Extrait du document:
--
Les atouts économiques

Le projet sucrier devrait permettre à terme la commercialisation d'un produit de consommation courante : le sucre. Or, les prévisions de consommation de sucre en Haute-Volta étaient progressives pour la période de 1969 à 197748. Le complexe sucrier disposait donc d'un marché pour la consommation de sucre en Haute-Volta. Il y a donc une valeur ajoutée à l'économie de la région de Banfora d'abord et à l'économie nationale ensuite. Cela permettra d'amorcer le processus de désenclavement économique des régions, tel que souhaité par les autorités de la Haute-Volta avec l'adoption de diverses politiques de développement industriel.

Banfora était desservie par la ligne de chemin de fer Abidjan-Ouagadougou. Cette position était très déterminante pour l'implantation du complexe sucrier pour deux raisons. Tout d'abord, la Haute-Volta est un État enclavé sans accès à la mer. Le transport du matériel roulant, des grosses machines et des équipements du complexe sucrier, qui devait se faire par voie fluviale, ne pouvait se faire que par voie ferrée. Une autre importance de ce réseau était son utilisation pour l'approvisionnement en matières premières nécessaires au fonctionnement de l'usine. Le chemin de fer devait servir à l'acheminement du produit fini sur les marchés de l'intérieur et de l'extérieur.
--
Informations affichées:
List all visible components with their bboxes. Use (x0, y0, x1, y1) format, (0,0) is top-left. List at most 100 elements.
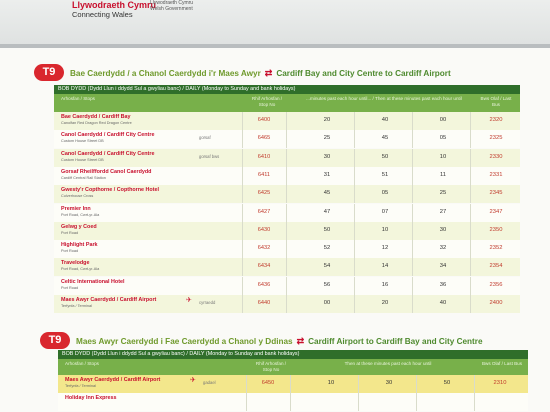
minute-1: 47 (323, 208, 331, 215)
stop-detail: Terfynfa / Terminal (65, 384, 96, 388)
stop-name: Premier Inn (61, 205, 91, 212)
column-divider (412, 240, 413, 259)
logo-text-en: Connecting Wales (72, 10, 133, 19)
column-divider (470, 240, 471, 259)
minute-3: 25 (439, 190, 447, 197)
stop-number: 6465 (257, 135, 271, 142)
minute-1: 31 (323, 171, 331, 178)
stop-name: Holiday Inn Express (65, 395, 117, 402)
plane-icon: ✈ (186, 297, 192, 304)
column-divider (412, 221, 413, 240)
column-divider (354, 240, 355, 259)
column-divider (412, 185, 413, 204)
stop-number: 6427 (257, 208, 271, 215)
stop-name: Canol Caerdydd / Cardiff City Centre (61, 150, 155, 157)
column-divider (354, 258, 355, 277)
column-divider (246, 393, 247, 412)
stop-name: Travelodge (61, 260, 90, 267)
minute-2: 14 (381, 263, 389, 270)
column-divider (470, 130, 471, 149)
column-divider (412, 166, 413, 185)
stop-detail: Port Road (61, 285, 79, 290)
stop-name: Gorsaf Rheilffordd Canol Caerdydd (61, 168, 152, 175)
minute-3: 36 (439, 281, 447, 288)
table-row: Gorsaf Rheilffordd Canol Caerdydd Cardiff… (54, 166, 520, 185)
column-divider (474, 393, 475, 412)
minute-2: 40 (381, 117, 389, 123)
minute-1: 10 (327, 380, 335, 386)
column-divider (286, 203, 287, 222)
stop-detail: Canolfan Red Dragon Red Dragon Centre (61, 121, 132, 125)
table-row: Gwesty'r Copthorne / Copthorne Hotel Culv… (54, 185, 520, 204)
column-divider (470, 221, 471, 240)
column-divider (412, 276, 413, 295)
route-badge-return: T9 (40, 332, 70, 349)
column-divider (290, 375, 291, 393)
stop-detail: Custom House Street DB (61, 139, 104, 144)
stop-note: gorsaf bws (199, 153, 220, 159)
column-divider (242, 203, 243, 222)
minute-3: 00 (439, 117, 447, 123)
route-title-en: Cardiff Bay and City Centre to Cardiff A… (276, 69, 451, 78)
last-bus-time: 2350 (489, 226, 503, 233)
plane-icon: ✈ (190, 377, 196, 384)
column-divider (286, 112, 287, 130)
column-divider (470, 166, 471, 185)
column-divider (412, 295, 413, 313)
header-times: ...minutes past each hour until... / The… (306, 96, 462, 101)
last-bus-time: 2330 (489, 153, 503, 160)
minute-2: 16 (381, 281, 389, 288)
column-divider (242, 240, 243, 259)
minute-2: 10 (381, 226, 389, 233)
minute-3: 50 (443, 380, 451, 386)
column-divider (470, 112, 471, 130)
column-divider (470, 185, 471, 204)
header-stops: Arhosfan / Stops (65, 361, 99, 366)
column-divider (354, 112, 355, 130)
minute-1: 30 (323, 153, 331, 160)
table-row: Travelodge Port Road, Cwrt-yr-Ala 6434 54 14… (54, 258, 520, 277)
header-stops: Arhosfan / Stops (61, 96, 95, 101)
stop-note: gadael (203, 380, 216, 385)
last-bus-time: 2310 (493, 380, 507, 386)
top-poster: Llywodraeth Cymru Connecting Wales Llywo… (0, 0, 550, 44)
column-divider (242, 185, 243, 204)
stop-name: Canol Caerdydd / Cardiff City Centre (61, 132, 155, 139)
route-title-return-cy: Maes Awyr Caerdydd i Fae Caerdydd a Chan… (76, 337, 293, 346)
column-divider (470, 258, 471, 277)
route-title: Bae Caerdydd / a Chanol Caerdydd i'r Mae… (70, 68, 451, 79)
stop-number: 6450 (261, 380, 275, 386)
table-row: Celtic International Hotel Port Road 6436 5… (54, 276, 520, 295)
route-title-cy: Bae Caerdydd / a Chanol Caerdydd i'r Mae… (70, 69, 261, 78)
row-highlight (58, 375, 528, 393)
stop-detail: Terfynfa / Terminal (61, 304, 92, 308)
minute-2: 50 (381, 153, 389, 160)
column-divider (470, 276, 471, 295)
table-row: Highlight Park Port Road 6432 52 12 32 2352 (54, 240, 520, 259)
route-badge: T9 (34, 64, 64, 81)
table-row: Holiday Inn Express (58, 393, 528, 412)
column-divider (412, 112, 413, 130)
minute-1: 56 (323, 281, 331, 288)
stop-detail: Port Road (61, 230, 79, 235)
gov-text-en: Welsh Government (150, 6, 193, 12)
column-divider (286, 240, 287, 259)
minute-2: 45 (381, 135, 389, 142)
column-divider (286, 148, 287, 167)
stop-detail: Port Road (61, 249, 79, 254)
stop-number: 6440 (257, 300, 271, 306)
stop-number: 6434 (257, 263, 271, 270)
table-row: Canol Caerdydd / Cardiff City Centre Cust… (54, 130, 520, 149)
column-divider (470, 203, 471, 222)
minute-2: 05 (381, 190, 389, 197)
minute-2: 20 (381, 300, 389, 306)
last-bus-time: 2400 (489, 300, 503, 306)
stop-name: Highlight Park (61, 242, 98, 249)
minute-1: 20 (323, 117, 331, 123)
minute-2: 30 (385, 380, 393, 386)
stop-detail: Port Road, Cwrt-yr-Ala (61, 267, 100, 272)
transport-logo: Llywodraeth Cymru Connecting Wales (72, 0, 156, 20)
table-row: Gelwg y Coed Port Road 6430 50 10 30 2350 (54, 221, 520, 240)
route-title-return-en: Cardiff Airport to Cardiff Bay and City … (308, 337, 483, 346)
stop-name: Celtic International Hotel (61, 278, 125, 285)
--
Objectifs:
A: Dans l'extrait sur le complexe sucrier de Banfora, quelle ligne de chemin de fer desservait Banfora ?
B: Reprenez l'extrait sur le complexe sucrier de Banfora après sa dernière phrase et poursuivez-en la rédaction.

Réponses dans l'ordre:
A: La ligne Abidjan-Ouagadougou.

B:
Au vu de ces potentialités physiques, humaines et économiques, la région des Cascades, et en particulier la commune de Bérégadougou, a été proposée comme lieu d'implantation du tout premier complexe sucrier de la Haute-Volta. Une fois le site validé par le gouvernement voltaïque, le projet pouvait continuer son développement.